··· AVAILABLE DATA

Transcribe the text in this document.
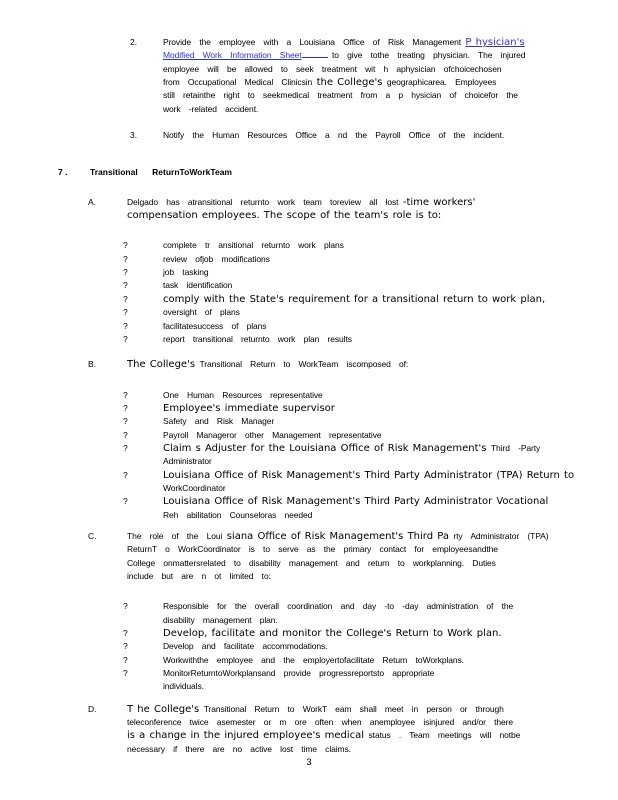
2.	Provide the employee with a Louisiana Office of Risk Management P hysician's
Modified Work Information Sheet	to give tothe treating physician. The injured
employee will be allowed to seek treatment wit h aphysician ofchoicechosen
from Occupational Medical Clinicsin the College's geographicarea. Employees
still retainthe right to seekmedical treatment from a p hysician of choicefor the
work -related accident.
3.	Notify the Human Resources Office a nd the Payroll Office of the incident.
7 .	Transitional ReturnToWorkTeam
A.	Delgado has atransitional returnto work team toreview all lost -time workers'
compensation employees. The scope of the team's role is to:
?	complete tr ansitional returnto work plans
?	review ofjob modifications
?	job tasking
?	task identification
?	comply with the State's requirement for a transitional return to work plan,
?	oversight of plans
?	facilitatesuccess of plans
?	report transitional returnto work plan results
B.	The College's Transitional Return to WorkTeam iscomposed of:
?	One Human Resources representative
?	Employee's immediate supervisor
?	Safety and Risk Manager
?	Payroll Manageror other Management representative
?	Claim s Adjuster for the Louisiana Office of Risk Management's Third -Party
Administrator
?	Louisiana Office of Risk Management's Third Party Administrator (TPA) Return to
WorkCoordinator
?	Louisiana Office of Risk Management's Third Party Administrator Vocational
Reh abilitation Counseloras needed
C.	The role of the Loui siana Office of Risk Management's Third Pa rty Administrator (TPA)
ReturnT o WorkCoordinator is to serve as the primary contact for employeesandthe
College onmattersrelated to disability management and return to workplanning. Duties
include but are n ot limited to:
?	Responsible for the overall coordination and day -to -day administration of the
disability management plan.
?	Develop, facilitate and monitor the College's Return to Work plan.
?	Develop and facilitate accommodations.
?	Workwiththe employee and the employertofacilitate Return toWorkplans.
?	MonitorReturntoWorkplansand provide progressreportsto appropriate
individuals.
D.	T he College's Transitional Return to WorkT eam shall meet in person or through
teleconference twice asemester or m ore often when anemployee isinjured and/or there
is a change in the injured employee's medical status . Team meetings will notbe
necessary if there are no active lost time claims.
3
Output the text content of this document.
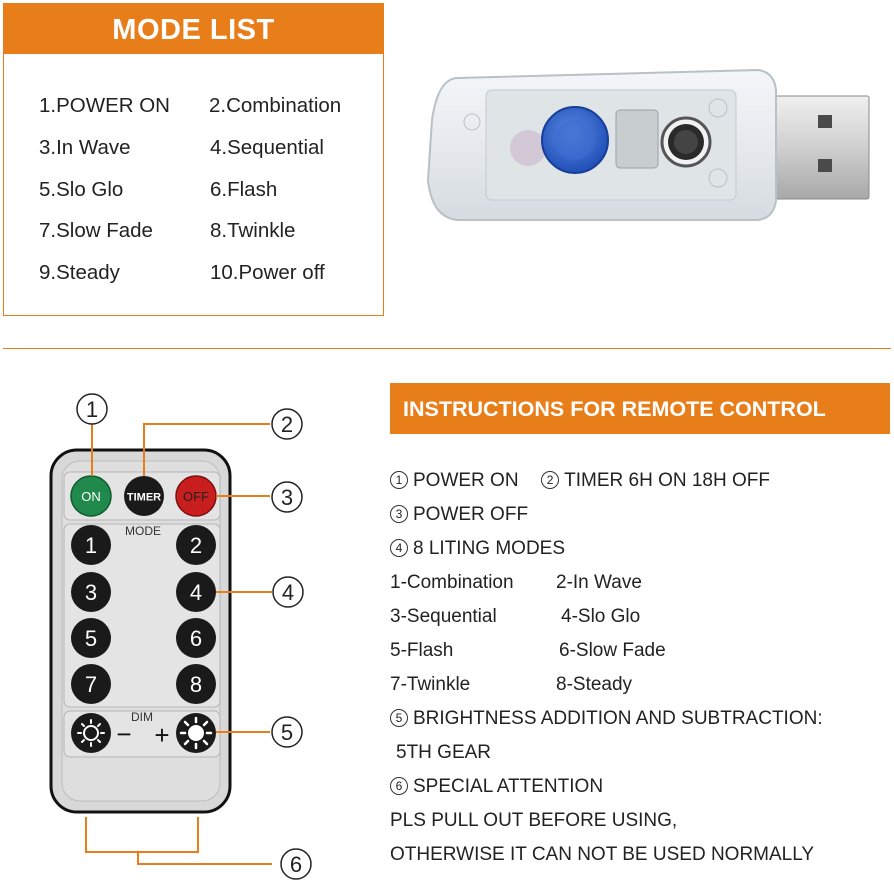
MODE LIST
1.POWER ON 2.Combination
3.In Wave	4.Sequential
5.Slo Glo	6.Flash
7.Slow Fade	8.Twinkle
9.Steady	10.Power off
ON TIMER OFF
MODE
1	2
3	4
5	6
7	8
DIM
− +
1
2
3
4
5
6
INSTRUCTIONS FOR REMOTE CONTROL
1 POWER ON 2 TIMER 6H ON 18H OFF
3 POWER OFF
4 8 LITING MODES
1-Combination 2-In Wave
3-Sequential	4-Slo Glo
5-Flash	6-Slow Fade
7-Twinkle	8-Steady
5 BRIGHTNESS ADDITION AND SUBTRACTION:
5TH GEAR
6 SPECIAL ATTENTION
PLS PULL OUT BEFORE USING,
OTHERWISE IT CAN NOT BE USED NORMALLY
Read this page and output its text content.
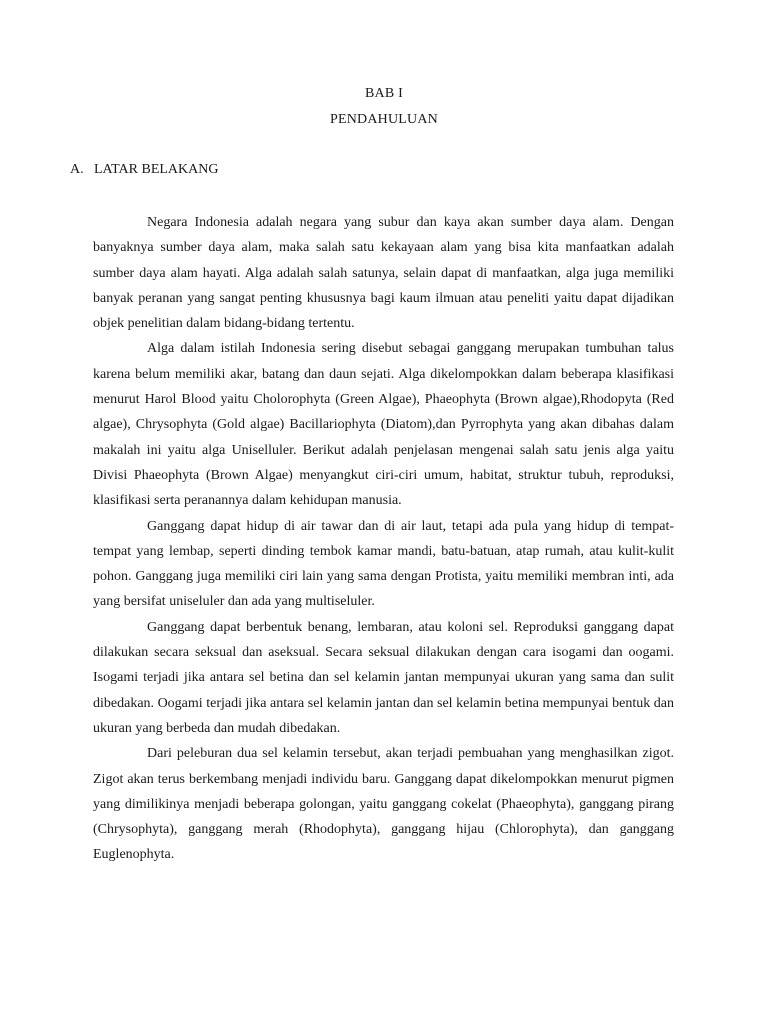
BAB I
PENDAHULUAN
A. LATAR BELAKANG

Negara Indonesia adalah negara yang subur dan kaya akan sumber daya alam. Dengan banyaknya sumber daya alam, maka salah satu kekayaan alam yang bisa kita manfaatkan adalah sumber daya alam hayati. Alga adalah salah satunya, selain dapat di manfaatkan, alga juga memiliki banyak peranan yang sangat penting khususnya bagi kaum ilmuan atau peneliti yaitu dapat dijadikan objek penelitian dalam bidang-bidang tertentu.

Alga dalam istilah Indonesia sering disebut sebagai ganggang merupakan tumbuhan talus karena belum memiliki akar, batang dan daun sejati. Alga dikelompokkan dalam beberapa klasifikasi menurut Harol Blood yaitu Cholorophyta (Green Algae), Phaeophyta (Brown algae),Rhodopyta (Red algae), Chrysophyta (Gold algae) Bacillariophyta (Diatom),dan Pyrrophyta yang akan dibahas dalam makalah ini yaitu alga Uniselluler. Berikut adalah penjelasan mengenai salah satu jenis alga yaitu Divisi Phaeophyta (Brown Algae) menyangkut ciri-ciri umum, habitat, struktur tubuh, reproduksi, klasifikasi serta peranannya dalam kehidupan manusia.

Ganggang dapat hidup di air tawar dan di air laut, tetapi ada pula yang hidup di tempat-tempat yang lembap, seperti dinding tembok kamar mandi, batu-batuan, atap rumah, atau kulit-kulit pohon. Ganggang juga memiliki ciri lain yang sama dengan Protista, yaitu memiliki membran inti, ada yang bersifat uniseluler dan ada yang multiseluler.

Ganggang dapat berbentuk benang, lembaran, atau koloni sel. Reproduksi ganggang dapat dilakukan secara seksual dan aseksual. Secara seksual dilakukan dengan cara isogami dan oogami. Isogami terjadi jika antara sel betina dan sel kelamin jantan mempunyai ukuran yang sama dan sulit dibedakan. Oogami terjadi jika antara sel kelamin jantan dan sel kelamin betina mempunyai bentuk dan ukuran yang berbeda dan mudah dibedakan.

Dari peleburan dua sel kelamin tersebut, akan terjadi pembuahan yang menghasilkan zigot. Zigot akan terus berkembang menjadi individu baru. Ganggang dapat dikelompokkan menurut pigmen yang dimilikinya menjadi beberapa golongan, yaitu ganggang cokelat (Phaeophyta), ganggang pirang (Chrysophyta), ganggang merah (Rhodophyta), ganggang hijau (Chlorophyta), dan ganggang Euglenophyta.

······

* **GOAL OF THE EXERCISE**
Leave the pictures out and reproduce all of the records exactly.

* **SOLVED EXERCISE**
Transcribe the text in this document.
2.	Provide the employee with a Louisiana Office of Risk Management P hysician's
Modified Work Information Sheet	to give tothe treating physician. The injured
employee will be allowed to seek treatment wit h aphysician ofchoicechosen
from Occupational Medical Clinicsin the College's geographicarea. Employees
still retainthe right to seekmedical treatment from a p hysician of choicefor the
work -related accident.
3.	Notify the Human Resources Office a nd the Payroll Office of the incident.
7 .	Transitional ReturnToWorkTeam
A.	Delgado has atransitional returnto work team toreview all lost -time workers'
compensation employees. The scope of the team's role is to:
?	complete tr ansitional returnto work plans
?	review ofjob modifications
?	job tasking
?	task identification
?	comply with the State's requirement for a transitional return to work plan,
?	oversight of plans
?	facilitatesuccess of plans
?	report transitional returnto work plan results
B.	The College's Transitional Return to WorkTeam iscomposed of:
?	One Human Resources representative
?	Employee's immediate supervisor
?	Safety and Risk Manager
?	Payroll Manageror other Management representative
?	Claim s Adjuster for the Louisiana Office of Risk Management's Third -Party
Administrator
?	Louisiana Office of Risk Management's Third Party Administrator (TPA) Return to
WorkCoordinator
?	Louisiana Office of Risk Management's Third Party Administrator Vocational
Reh abilitation Counseloras needed
C.	The role of the Loui siana Office of Risk Management's Third Pa rty Administrator (TPA)
ReturnT o WorkCoordinator is to serve as the primary contact for employeesandthe
College onmattersrelated to disability management and return to workplanning. Duties
include but are n ot limited to:
?	Responsible for the overall coordination and day -to -day administration of the
disability management plan.
?	Develop, facilitate and monitor the College's Return to Work plan.
?	Develop and facilitate accommodations.
?	Workwiththe employee and the employertofacilitate Return toWorkplans.
?	MonitorReturntoWorkplansand provide progressreportsto appropriate
individuals.
D.	T he College's Transitional Return to WorkT eam shall meet in person or through
teleconference twice asemester or m ore often when anemployee isinjured and/or there
is a change in the injured employee's medical status . Team meetings will notbe
necessary if there are no active lost time claims.
3
Output the text content of this document.
MODE LIST
1.POWER ON 2.Combination
3.In Wave	4.Sequential
5.Slo Glo	6.Flash
7.Slow Fade	8.Twinkle
9.Steady	10.Power off
ON TIMER OFF
MODE
1	2
3	4
5	6
7	8
DIM
− +
1
2
3
4
5
6
INSTRUCTIONS FOR REMOTE CONTROL
1 POWER ON 2 TIMER 6H ON 18H OFF
3 POWER OFF
4 8 LITING MODES
1-Combination 2-In Wave
3-Sequential	4-Slo Glo
5-Flash	6-Slow Fade
7-Twinkle	8-Steady
5 BRIGHTNESS ADDITION AND SUBTRACTION:
5TH GEAR
6 SPECIAL ATTENTION
PLS PULL OUT BEFORE USING,
OTHERWISE IT CAN NOT BE USED NORMALLY
Read this page and output its text content.
BAB I
PENDAHULUAN
A. LATAR BELAKANG

Negara Indonesia adalah negara yang subur dan kaya akan sumber daya alam. Dengan banyaknya sumber daya alam, maka salah satu kekayaan alam yang bisa kita manfaatkan adalah sumber daya alam hayati. Alga adalah salah satunya, selain dapat di manfaatkan, alga juga memiliki banyak peranan yang sangat penting khususnya bagi kaum ilmuan atau peneliti yaitu dapat dijadikan objek penelitian dalam bidang-bidang tertentu.

Alga dalam istilah Indonesia sering disebut sebagai ganggang merupakan tumbuhan talus karena belum memiliki akar, batang dan daun sejati. Alga dikelompokkan dalam beberapa klasifikasi menurut Harol Blood yaitu Cholorophyta (Green Algae), Phaeophyta (Brown algae),Rhodopyta (Red algae), Chrysophyta (Gold algae) Bacillariophyta (Diatom),dan Pyrrophyta yang akan dibahas dalam makalah ini yaitu alga Uniselluler. Berikut adalah penjelasan mengenai salah satu jenis alga yaitu Divisi Phaeophyta (Brown Algae) menyangkut ciri-ciri umum, habitat, struktur tubuh, reproduksi, klasifikasi serta peranannya dalam kehidupan manusia.

Ganggang dapat hidup di air tawar dan di air laut, tetapi ada pula yang hidup di tempat-tempat yang lembap, seperti dinding tembok kamar mandi, batu-batuan, atap rumah, atau kulit-kulit pohon. Ganggang juga memiliki ciri lain yang sama dengan Protista, yaitu memiliki membran inti, ada yang bersifat uniseluler dan ada yang multiseluler.

Ganggang dapat berbentuk benang, lembaran, atau koloni sel. Reproduksi ganggang dapat dilakukan secara seksual dan aseksual. Secara seksual dilakukan dengan cara isogami dan oogami. Isogami terjadi jika antara sel betina dan sel kelamin jantan mempunyai ukuran yang sama dan sulit dibedakan. Oogami terjadi jika antara sel kelamin jantan dan sel kelamin betina mempunyai bentuk dan ukuran yang berbeda dan mudah dibedakan.

Dari peleburan dua sel kelamin tersebut, akan terjadi pembuahan yang menghasilkan zigot. Zigot akan terus berkembang menjadi individu baru. Ganggang dapat dikelompokkan menurut pigmen yang dimilikinya menjadi beberapa golongan, yaitu ganggang cokelat (Phaeophyta), ganggang pirang (Chrysophyta), ganggang merah (Rhodophyta), ganggang hijau (Chlorophyta), dan ganggang Euglenophyta.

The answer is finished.